--- begin ---
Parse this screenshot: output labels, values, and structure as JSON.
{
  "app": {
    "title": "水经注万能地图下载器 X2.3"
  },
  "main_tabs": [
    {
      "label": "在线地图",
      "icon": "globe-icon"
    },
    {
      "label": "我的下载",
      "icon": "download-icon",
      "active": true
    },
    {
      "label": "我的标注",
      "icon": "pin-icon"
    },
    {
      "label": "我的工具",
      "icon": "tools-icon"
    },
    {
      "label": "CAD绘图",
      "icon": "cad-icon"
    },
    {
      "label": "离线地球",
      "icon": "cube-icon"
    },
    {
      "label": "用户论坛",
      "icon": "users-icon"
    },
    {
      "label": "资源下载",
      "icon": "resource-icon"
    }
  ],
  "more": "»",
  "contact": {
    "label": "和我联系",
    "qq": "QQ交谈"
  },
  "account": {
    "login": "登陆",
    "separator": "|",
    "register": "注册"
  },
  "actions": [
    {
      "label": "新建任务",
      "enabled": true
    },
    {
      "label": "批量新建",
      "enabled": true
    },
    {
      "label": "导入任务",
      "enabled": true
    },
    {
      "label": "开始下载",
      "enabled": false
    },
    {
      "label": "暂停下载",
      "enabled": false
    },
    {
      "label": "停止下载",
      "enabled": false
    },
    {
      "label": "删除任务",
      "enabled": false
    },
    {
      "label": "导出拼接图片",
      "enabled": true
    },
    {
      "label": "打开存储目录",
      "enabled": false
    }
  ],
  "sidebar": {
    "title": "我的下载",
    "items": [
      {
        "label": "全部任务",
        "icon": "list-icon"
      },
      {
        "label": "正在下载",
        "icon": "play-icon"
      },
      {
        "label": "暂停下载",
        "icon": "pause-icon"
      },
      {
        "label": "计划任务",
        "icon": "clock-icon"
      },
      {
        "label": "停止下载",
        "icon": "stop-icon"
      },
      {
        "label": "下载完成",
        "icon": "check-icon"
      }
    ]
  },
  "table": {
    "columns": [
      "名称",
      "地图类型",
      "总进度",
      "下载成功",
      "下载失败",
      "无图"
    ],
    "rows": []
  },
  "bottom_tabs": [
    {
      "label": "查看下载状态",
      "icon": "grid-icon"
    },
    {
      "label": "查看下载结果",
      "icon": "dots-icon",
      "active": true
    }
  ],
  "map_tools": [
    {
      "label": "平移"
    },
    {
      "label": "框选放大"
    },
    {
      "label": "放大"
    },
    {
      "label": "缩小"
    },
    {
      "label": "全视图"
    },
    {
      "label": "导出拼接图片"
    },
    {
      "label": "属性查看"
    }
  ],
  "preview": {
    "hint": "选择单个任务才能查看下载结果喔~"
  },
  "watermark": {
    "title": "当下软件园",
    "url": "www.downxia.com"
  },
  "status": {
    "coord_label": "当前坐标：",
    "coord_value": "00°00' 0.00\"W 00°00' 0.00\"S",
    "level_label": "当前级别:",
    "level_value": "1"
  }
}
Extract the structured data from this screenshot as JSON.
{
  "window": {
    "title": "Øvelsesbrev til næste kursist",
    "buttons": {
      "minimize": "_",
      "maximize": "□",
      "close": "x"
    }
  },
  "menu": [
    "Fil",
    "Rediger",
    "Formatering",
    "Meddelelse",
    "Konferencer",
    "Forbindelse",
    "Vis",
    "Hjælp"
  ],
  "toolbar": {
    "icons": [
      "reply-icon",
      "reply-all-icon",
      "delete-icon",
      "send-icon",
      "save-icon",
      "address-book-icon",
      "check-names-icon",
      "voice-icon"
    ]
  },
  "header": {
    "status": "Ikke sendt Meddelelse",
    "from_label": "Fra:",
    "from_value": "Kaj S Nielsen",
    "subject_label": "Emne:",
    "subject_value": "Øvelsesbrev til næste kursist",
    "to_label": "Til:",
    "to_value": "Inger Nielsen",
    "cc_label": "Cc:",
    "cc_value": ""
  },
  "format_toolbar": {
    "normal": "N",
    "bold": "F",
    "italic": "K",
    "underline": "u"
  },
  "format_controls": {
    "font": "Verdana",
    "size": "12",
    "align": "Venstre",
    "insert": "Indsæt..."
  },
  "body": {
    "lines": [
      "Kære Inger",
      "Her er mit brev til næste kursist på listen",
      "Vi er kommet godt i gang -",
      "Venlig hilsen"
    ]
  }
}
--- end ---
_Work to complete:_ Reproduce each record shown above without altering a single word.

_Finished task:_
Parse this screenshot: output labels, values, and structure as JSON.
{
  "app": {
    "title": "水经注万能地图下载器 X2.3"
  },
  "main_tabs": [
    {
      "label": "在线地图",
      "icon": "globe-icon"
    },
    {
      "label": "我的下载",
      "icon": "download-icon",
      "active": true
    },
    {
      "label": "我的标注",
      "icon": "pin-icon"
    },
    {
      "label": "我的工具",
      "icon": "tools-icon"
    },
    {
      "label": "CAD绘图",
      "icon": "cad-icon"
    },
    {
      "label": "离线地球",
      "icon": "cube-icon"
    },
    {
      "label": "用户论坛",
      "icon": "users-icon"
    },
    {
      "label": "资源下载",
      "icon": "resource-icon"
    }
  ],
  "more": "»",
  "contact": {
    "label": "和我联系",
    "qq": "QQ交谈"
  },
  "account": {
    "login": "登陆",
    "separator": "|",
    "register": "注册"
  },
  "actions": [
    {
      "label": "新建任务",
      "enabled": true
    },
    {
      "label": "批量新建",
      "enabled": true
    },
    {
      "label": "导入任务",
      "enabled": true
    },
    {
      "label": "开始下载",
      "enabled": false
    },
    {
      "label": "暂停下载",
      "enabled": false
    },
    {
      "label": "停止下载",
      "enabled": false
    },
    {
      "label": "删除任务",
      "enabled": false
    },
    {
      "label": "导出拼接图片",
      "enabled": true
    },
    {
      "label": "打开存储目录",
      "enabled": false
    }
  ],
  "sidebar": {
    "title": "我的下载",
    "items": [
      {
        "label": "全部任务",
        "icon": "list-icon"
      },
      {
        "label": "正在下载",
        "icon": "play-icon"
      },
      {
        "label": "暂停下载",
        "icon": "pause-icon"
      },
      {
        "label": "计划任务",
        "icon": "clock-icon"
      },
      {
        "label": "停止下载",
        "icon": "stop-icon"
      },
      {
        "label": "下载完成",
        "icon": "check-icon"
      }
    ]
  },
  "table": {
    "columns": [
      "名称",
      "地图类型",
      "总进度",
      "下载成功",
      "下载失败",
      "无图"
    ],
    "rows": []
  },
  "bottom_tabs": [
    {
      "label": "查看下载状态",
      "icon": "grid-icon"
    },
    {
      "label": "查看下载结果",
      "icon": "dots-icon",
      "active": true
    }
  ],
  "map_tools": [
    {
      "label": "平移"
    },
    {
      "label": "框选放大"
    },
    {
      "label": "放大"
    },
    {
      "label": "缩小"
    },
    {
      "label": "全视图"
    },
    {
      "label": "导出拼接图片"
    },
    {
      "label": "属性查看"
    }
  ],
  "preview": {
    "hint": "选择单个任务才能查看下载结果喔~"
  },
  "watermark": {
    "title": "当下软件园",
    "url": "www.downxia.com"
  },
  "status": {
    "coord_label": "当前坐标：",
    "coord_value": "00°00' 0.00\"W 00°00' 0.00\"S",
    "level_label": "当前级别:",
    "level_value": "1"
  }
}
Extract the structured data from this screenshot as JSON.
{
  "window": {
    "title": "Øvelsesbrev til næste kursist",
    "buttons": {
      "minimize": "_",
      "maximize": "□",
      "close": "x"
    }
  },
  "menu": [
    "Fil",
    "Rediger",
    "Formatering",
    "Meddelelse",
    "Konferencer",
    "Forbindelse",
    "Vis",
    "Hjælp"
  ],
  "toolbar": {
    "icons": [
      "reply-icon",
      "reply-all-icon",
      "delete-icon",
      "send-icon",
      "save-icon",
      "address-book-icon",
      "check-names-icon",
      "voice-icon"
    ]
  },
  "header": {
    "status": "Ikke sendt Meddelelse",
    "from_label": "Fra:",
    "from_value": "Kaj S Nielsen",
    "subject_label": "Emne:",
    "subject_value": "Øvelsesbrev til næste kursist",
    "to_label": "Til:",
    "to_value": "Inger Nielsen",
    "cc_label": "Cc:",
    "cc_value": ""
  },
  "format_toolbar": {
    "normal": "N",
    "bold": "F",
    "italic": "K",
    "underline": "u"
  },
  "format_controls": {
    "font": "Verdana",
    "size": "12",
    "align": "Venstre",
    "insert": "Indsæt..."
  },
  "body": {
    "lines": [
      "Kære Inger",
      "Her er mit brev til næste kursist på listen",
      "Vi er kommet godt i gang -",
      "Venlig hilsen"
    ]
  }
}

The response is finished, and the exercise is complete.